What you should do
Look below. Copy each line that has "reference" in it.

──────── Data rows ────────

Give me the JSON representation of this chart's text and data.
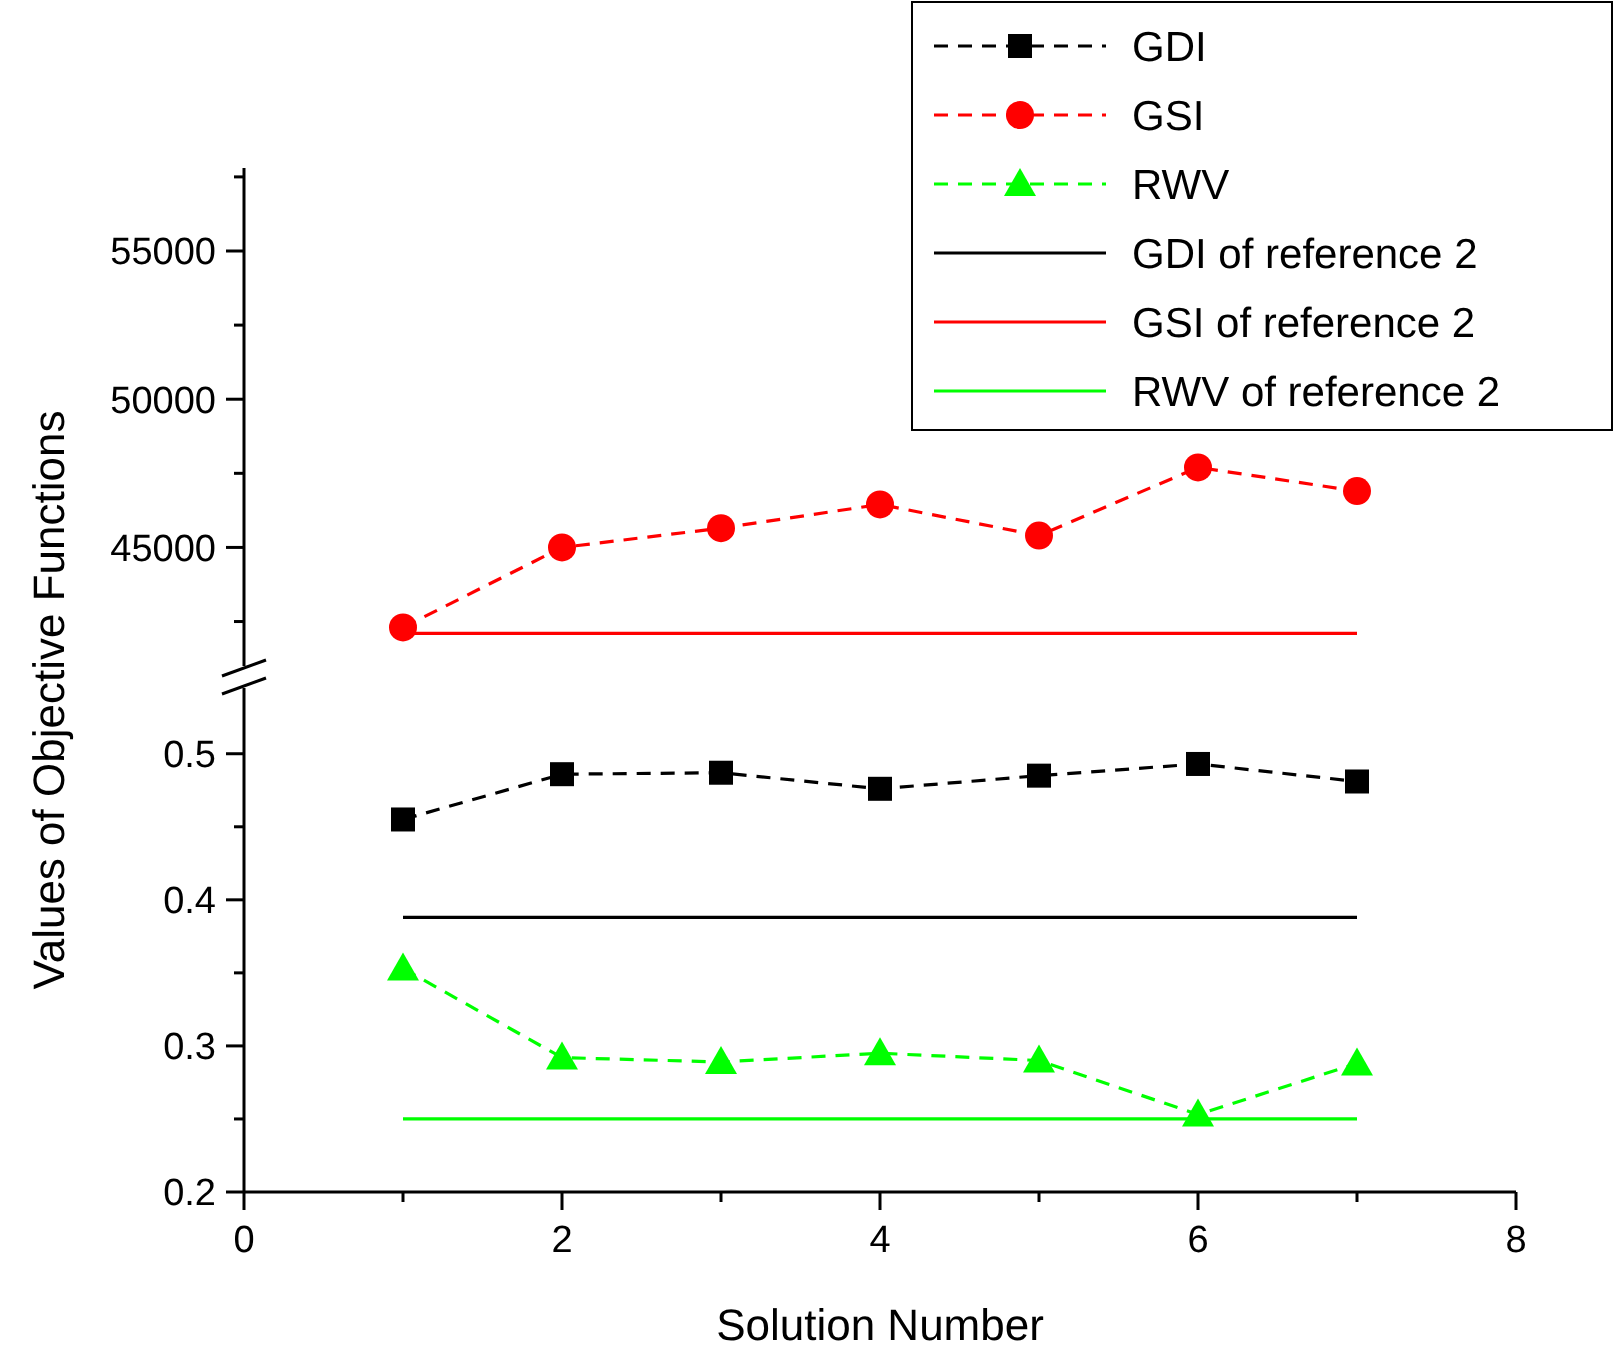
{
  "chart_data": [
    {
      "type": "line",
      "ylabel": "Values of Objective Functions",
      "legend": "top right",
      "tick_labels": "y",
      "xlim": [
        0,
        8
      ],
      "ylim": [
        41000,
        57800
      ],
      "yticks": [
        {
          "value": 42500,
          "label": null
        },
        45000,
        {
          "value": 47500,
          "label": null
        },
        50000,
        {
          "value": 52500,
          "label": null
        },
        55000,
        {
          "value": 57500,
          "label": null
        }
      ],
      "x": [
        1,
        2,
        3,
        4,
        5,
        6,
        7
      ],
      "series": [
        {
          "name": "GSI",
          "color": "#ff0000",
          "marker": "circle",
          "line_style": "dashed",
          "values": [
            42300,
            45000,
            45650,
            46450,
            45400,
            47700,
            46900
          ]
        },
        {
          "name": "GSI of reference 2",
          "color": "#ff0000",
          "marker": "none",
          "line_style": "solid",
          "values": [
            42100,
            42100,
            42100,
            42100,
            42100,
            42100,
            42100
          ]
        }
      ]
    },
    {
      "type": "line",
      "xlabel": "Solution Number",
      "legend": "top right",
      "xlim": [
        0,
        8
      ],
      "xticks": [
        0,
        {
          "value": 1,
          "label": null
        },
        2,
        {
          "value": 3,
          "label": null
        },
        4,
        {
          "value": 5,
          "label": null
        },
        6,
        {
          "value": 7,
          "label": null
        },
        8
      ],
      "ylim": [
        0.2,
        0.545
      ],
      "yticks": [
        0.2,
        {
          "value": 0.25,
          "label": null
        },
        0.3,
        {
          "value": 0.35,
          "label": null
        },
        0.4,
        {
          "value": 0.45,
          "label": null
        },
        0.5
      ],
      "x": [
        1,
        2,
        3,
        4,
        5,
        6,
        7
      ],
      "series": [
        {
          "name": "GDI",
          "color": "#000000",
          "marker": "square",
          "line_style": "dashed",
          "values": [
            0.455,
            0.486,
            0.487,
            0.476,
            0.485,
            0.493,
            0.481
          ]
        },
        {
          "name": "RWV",
          "color": "#00ff00",
          "marker": "triangle",
          "line_style": "dashed",
          "values": [
            0.353,
            0.292,
            0.289,
            0.295,
            0.29,
            0.253,
            0.288
          ]
        },
        {
          "name": "GDI of reference 2",
          "color": "#000000",
          "marker": "none",
          "line_style": "solid",
          "values": [
            0.388,
            0.388,
            0.388,
            0.388,
            0.388,
            0.388,
            0.388
          ]
        },
        {
          "name": "RWV of reference 2",
          "color": "#00ff00",
          "marker": "none",
          "line_style": "solid",
          "values": [
            0.25,
            0.25,
            0.25,
            0.25,
            0.25,
            0.25,
            0.25
          ]
        }
      ]
    }
  ]
}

────────

Solution to the exercise
          "name": "GSI of reference 2",
          "name": "GDI of reference 2",
          "name": "RWV of reference 2",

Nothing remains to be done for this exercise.